> Supplied records:
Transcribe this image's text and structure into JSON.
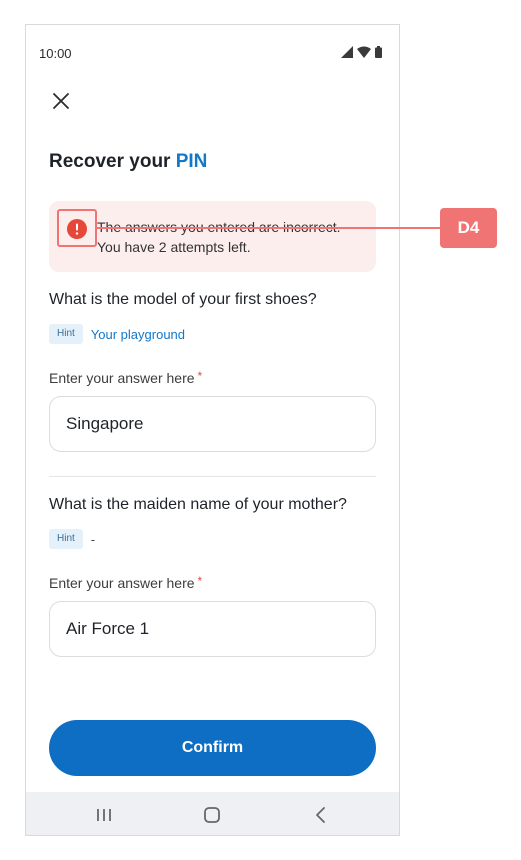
{
  "status_bar": {
    "time": "10:00"
  },
  "header": {
    "title_prefix": "Recover your",
    "title_accent": "PIN"
  },
  "alert": {
    "message_line1": "The answers you entered are incorrect.",
    "message_line2": "You have 2 attempts left.",
    "icon": "exclamation-circle-icon",
    "color": "#e5483a"
  },
  "questions": [
    {
      "question": "What is the model of your first shoes?",
      "hint_badge": "Hint",
      "hint_text": "Your playground",
      "field_label": "Enter your answer here",
      "required_mark": "*",
      "value": "Singapore"
    },
    {
      "question": "What is the maiden name of your mother?",
      "hint_badge": "Hint",
      "hint_text": "-",
      "field_label": "Enter your answer here",
      "required_mark": "*",
      "value": "Air Force 1"
    }
  ],
  "confirm": {
    "label": "Confirm"
  },
  "annotation": {
    "tag": "D4"
  },
  "colors": {
    "accent": "#1478c8",
    "button": "#0d6ec4",
    "annotation": "#f07474",
    "alert_bg": "#fdeeee"
  }
}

> Exercise prompt:
Where a line of the data holds "What", show that line.

> Finished exercise:
      "question": "What is the model of your first shoes?",
      "question": "What is the maiden name of your mother?",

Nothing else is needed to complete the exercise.